From the entries below, count every line that contains the word "range". Please give the number and nothing else.

/---

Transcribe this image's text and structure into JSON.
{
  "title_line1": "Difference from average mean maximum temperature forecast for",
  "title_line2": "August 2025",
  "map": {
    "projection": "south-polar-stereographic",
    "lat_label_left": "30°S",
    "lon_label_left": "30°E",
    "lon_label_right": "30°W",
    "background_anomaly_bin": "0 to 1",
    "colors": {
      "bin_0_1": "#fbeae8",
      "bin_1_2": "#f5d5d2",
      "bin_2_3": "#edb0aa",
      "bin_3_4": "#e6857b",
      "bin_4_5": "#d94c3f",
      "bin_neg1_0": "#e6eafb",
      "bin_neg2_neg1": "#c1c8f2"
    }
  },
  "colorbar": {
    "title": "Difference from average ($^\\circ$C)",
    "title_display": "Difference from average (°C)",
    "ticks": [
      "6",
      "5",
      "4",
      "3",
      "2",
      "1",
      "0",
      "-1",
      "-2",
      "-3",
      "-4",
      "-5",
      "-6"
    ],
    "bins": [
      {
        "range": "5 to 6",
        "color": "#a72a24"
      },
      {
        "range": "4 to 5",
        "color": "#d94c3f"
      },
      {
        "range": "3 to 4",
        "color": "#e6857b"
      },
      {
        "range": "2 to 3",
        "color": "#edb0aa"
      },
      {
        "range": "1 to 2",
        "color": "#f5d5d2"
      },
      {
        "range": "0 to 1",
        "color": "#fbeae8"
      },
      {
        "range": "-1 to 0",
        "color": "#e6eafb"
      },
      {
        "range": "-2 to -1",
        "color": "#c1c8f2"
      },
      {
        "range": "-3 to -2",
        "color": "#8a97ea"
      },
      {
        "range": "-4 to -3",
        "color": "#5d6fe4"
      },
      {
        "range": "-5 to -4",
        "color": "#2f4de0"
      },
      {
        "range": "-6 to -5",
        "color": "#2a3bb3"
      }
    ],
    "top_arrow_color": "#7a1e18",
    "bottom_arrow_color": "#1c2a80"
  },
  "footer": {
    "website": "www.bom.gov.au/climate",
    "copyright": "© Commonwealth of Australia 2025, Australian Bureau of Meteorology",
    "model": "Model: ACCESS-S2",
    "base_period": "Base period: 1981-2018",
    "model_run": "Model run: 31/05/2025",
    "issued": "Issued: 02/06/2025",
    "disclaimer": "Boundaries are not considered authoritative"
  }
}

\---

Output of the exercise :: 12